**Task goal:** Locate the lines of the listing below that hold "title", then copy each of them.

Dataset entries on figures
★ ★ ★

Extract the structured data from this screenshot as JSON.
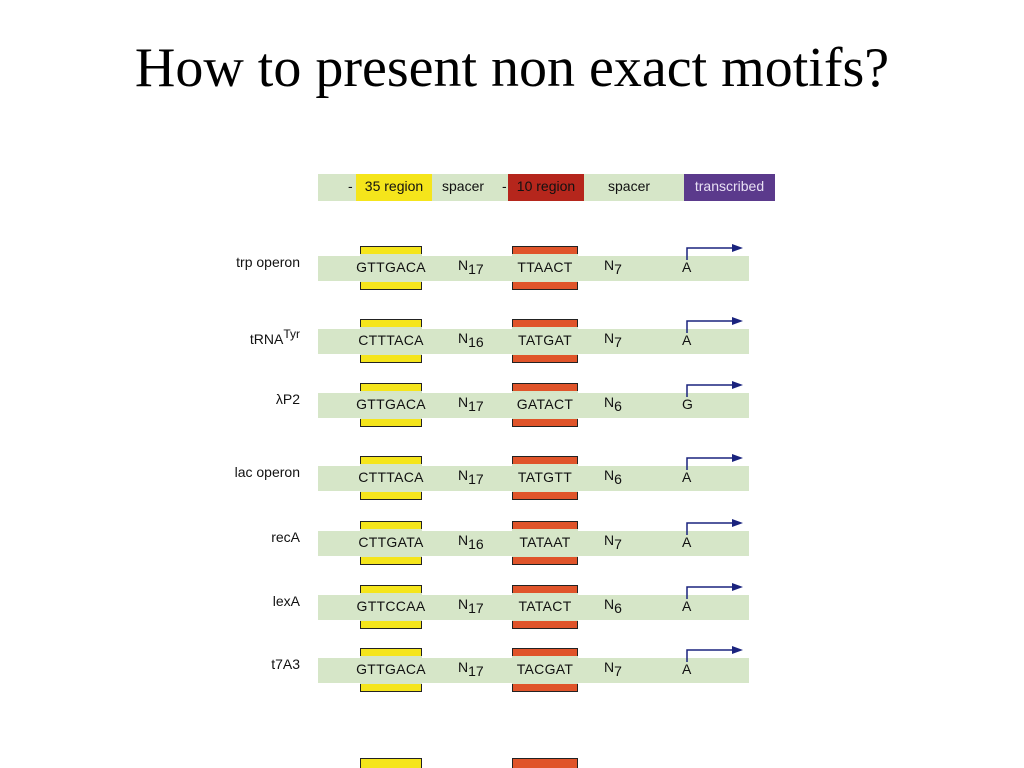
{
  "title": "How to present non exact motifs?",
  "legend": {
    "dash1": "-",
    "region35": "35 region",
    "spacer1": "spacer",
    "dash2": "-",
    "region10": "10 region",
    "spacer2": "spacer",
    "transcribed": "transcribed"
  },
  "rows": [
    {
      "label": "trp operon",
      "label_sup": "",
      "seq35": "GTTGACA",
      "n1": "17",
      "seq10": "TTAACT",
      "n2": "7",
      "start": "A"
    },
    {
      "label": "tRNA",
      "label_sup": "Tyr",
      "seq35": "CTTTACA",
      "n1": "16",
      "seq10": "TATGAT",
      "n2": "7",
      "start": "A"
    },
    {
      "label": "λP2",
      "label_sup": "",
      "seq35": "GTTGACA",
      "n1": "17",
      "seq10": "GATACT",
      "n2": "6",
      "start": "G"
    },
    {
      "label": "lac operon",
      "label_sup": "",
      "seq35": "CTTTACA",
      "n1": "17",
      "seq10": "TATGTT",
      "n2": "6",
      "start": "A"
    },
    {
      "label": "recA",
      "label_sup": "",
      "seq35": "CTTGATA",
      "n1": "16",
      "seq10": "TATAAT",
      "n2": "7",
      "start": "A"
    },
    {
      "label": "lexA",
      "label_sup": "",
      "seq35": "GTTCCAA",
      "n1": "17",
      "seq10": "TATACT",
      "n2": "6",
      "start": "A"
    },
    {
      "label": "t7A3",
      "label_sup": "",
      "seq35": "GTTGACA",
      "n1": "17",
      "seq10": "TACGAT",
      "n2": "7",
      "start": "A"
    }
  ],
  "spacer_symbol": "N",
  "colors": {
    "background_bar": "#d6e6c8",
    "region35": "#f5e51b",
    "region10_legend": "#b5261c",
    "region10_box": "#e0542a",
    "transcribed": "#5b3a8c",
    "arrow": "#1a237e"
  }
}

★ ★ ★

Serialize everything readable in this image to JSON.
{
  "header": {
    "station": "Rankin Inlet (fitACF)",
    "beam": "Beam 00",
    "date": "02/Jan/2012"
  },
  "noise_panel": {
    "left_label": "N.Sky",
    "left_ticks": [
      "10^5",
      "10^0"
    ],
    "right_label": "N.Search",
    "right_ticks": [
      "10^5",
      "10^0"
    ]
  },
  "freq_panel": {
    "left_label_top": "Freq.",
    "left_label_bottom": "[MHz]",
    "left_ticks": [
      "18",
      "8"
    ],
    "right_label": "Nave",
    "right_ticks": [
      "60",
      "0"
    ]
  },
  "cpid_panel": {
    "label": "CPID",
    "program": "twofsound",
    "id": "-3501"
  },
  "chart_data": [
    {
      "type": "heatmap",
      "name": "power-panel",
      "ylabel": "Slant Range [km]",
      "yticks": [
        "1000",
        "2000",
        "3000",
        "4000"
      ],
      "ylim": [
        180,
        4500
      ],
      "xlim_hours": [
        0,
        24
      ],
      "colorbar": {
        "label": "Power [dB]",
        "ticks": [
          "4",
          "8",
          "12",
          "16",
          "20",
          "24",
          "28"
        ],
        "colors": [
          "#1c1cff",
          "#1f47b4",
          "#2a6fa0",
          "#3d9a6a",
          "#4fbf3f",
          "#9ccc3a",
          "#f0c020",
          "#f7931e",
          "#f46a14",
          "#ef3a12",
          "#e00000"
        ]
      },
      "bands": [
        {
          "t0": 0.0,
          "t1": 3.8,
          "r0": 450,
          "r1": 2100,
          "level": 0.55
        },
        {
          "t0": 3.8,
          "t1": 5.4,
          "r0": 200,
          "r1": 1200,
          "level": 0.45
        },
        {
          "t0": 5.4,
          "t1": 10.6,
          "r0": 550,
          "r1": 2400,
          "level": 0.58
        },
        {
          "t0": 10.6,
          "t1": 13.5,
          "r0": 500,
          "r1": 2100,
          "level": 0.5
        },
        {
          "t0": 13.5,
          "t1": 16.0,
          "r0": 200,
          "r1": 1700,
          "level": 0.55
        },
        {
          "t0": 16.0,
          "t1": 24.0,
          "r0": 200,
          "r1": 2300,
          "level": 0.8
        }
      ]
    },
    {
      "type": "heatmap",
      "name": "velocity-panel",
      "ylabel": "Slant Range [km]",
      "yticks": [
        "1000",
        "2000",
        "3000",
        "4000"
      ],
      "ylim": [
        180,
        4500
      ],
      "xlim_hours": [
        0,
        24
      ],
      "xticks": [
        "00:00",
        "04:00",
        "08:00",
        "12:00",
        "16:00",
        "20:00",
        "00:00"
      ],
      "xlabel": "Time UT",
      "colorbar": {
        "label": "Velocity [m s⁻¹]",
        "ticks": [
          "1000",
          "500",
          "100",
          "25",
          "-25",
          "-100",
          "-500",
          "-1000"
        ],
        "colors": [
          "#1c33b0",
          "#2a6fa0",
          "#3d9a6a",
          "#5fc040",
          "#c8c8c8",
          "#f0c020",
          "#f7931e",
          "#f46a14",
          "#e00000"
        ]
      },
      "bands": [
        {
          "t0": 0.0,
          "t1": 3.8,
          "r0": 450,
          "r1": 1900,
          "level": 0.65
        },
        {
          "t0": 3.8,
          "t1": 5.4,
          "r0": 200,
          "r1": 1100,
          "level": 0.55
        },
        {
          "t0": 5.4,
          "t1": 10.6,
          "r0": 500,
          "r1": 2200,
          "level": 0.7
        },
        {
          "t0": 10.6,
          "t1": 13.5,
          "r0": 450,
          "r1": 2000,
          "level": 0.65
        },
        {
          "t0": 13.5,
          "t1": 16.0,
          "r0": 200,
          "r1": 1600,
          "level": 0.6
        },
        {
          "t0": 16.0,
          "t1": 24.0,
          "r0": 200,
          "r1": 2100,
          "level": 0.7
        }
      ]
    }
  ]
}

★ ★ ★

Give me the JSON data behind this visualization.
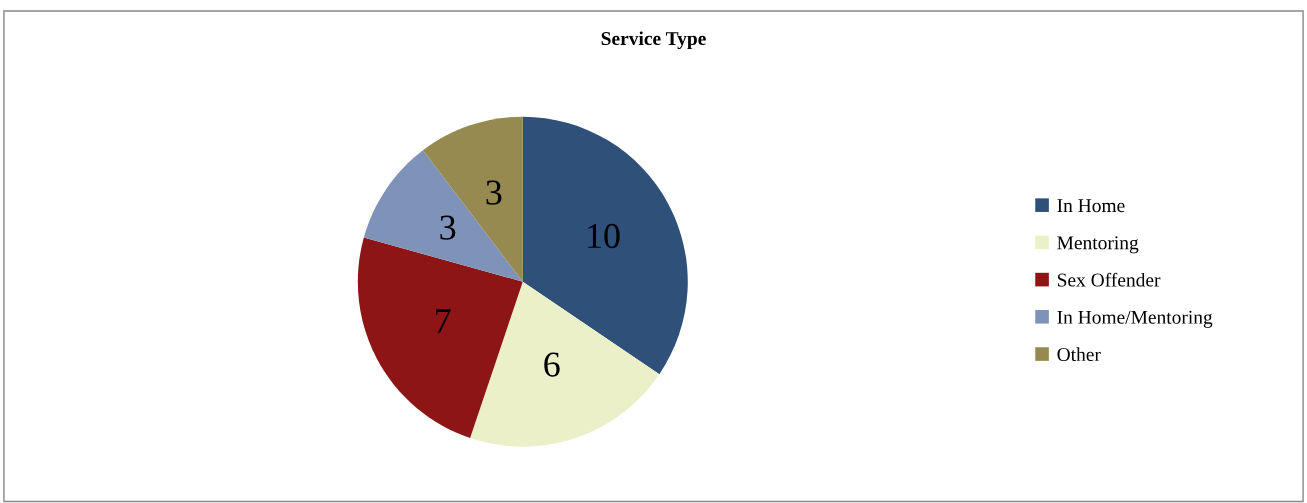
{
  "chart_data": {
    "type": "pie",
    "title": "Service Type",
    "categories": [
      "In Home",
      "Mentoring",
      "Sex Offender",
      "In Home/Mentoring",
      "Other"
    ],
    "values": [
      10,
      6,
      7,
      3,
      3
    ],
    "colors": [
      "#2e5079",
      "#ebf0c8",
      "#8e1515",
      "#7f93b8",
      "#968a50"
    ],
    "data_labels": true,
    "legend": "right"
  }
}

★ ★ ★

**Response for this exercise:**
  "title": "How to present non exact motifs?",
    "title": "Service Type",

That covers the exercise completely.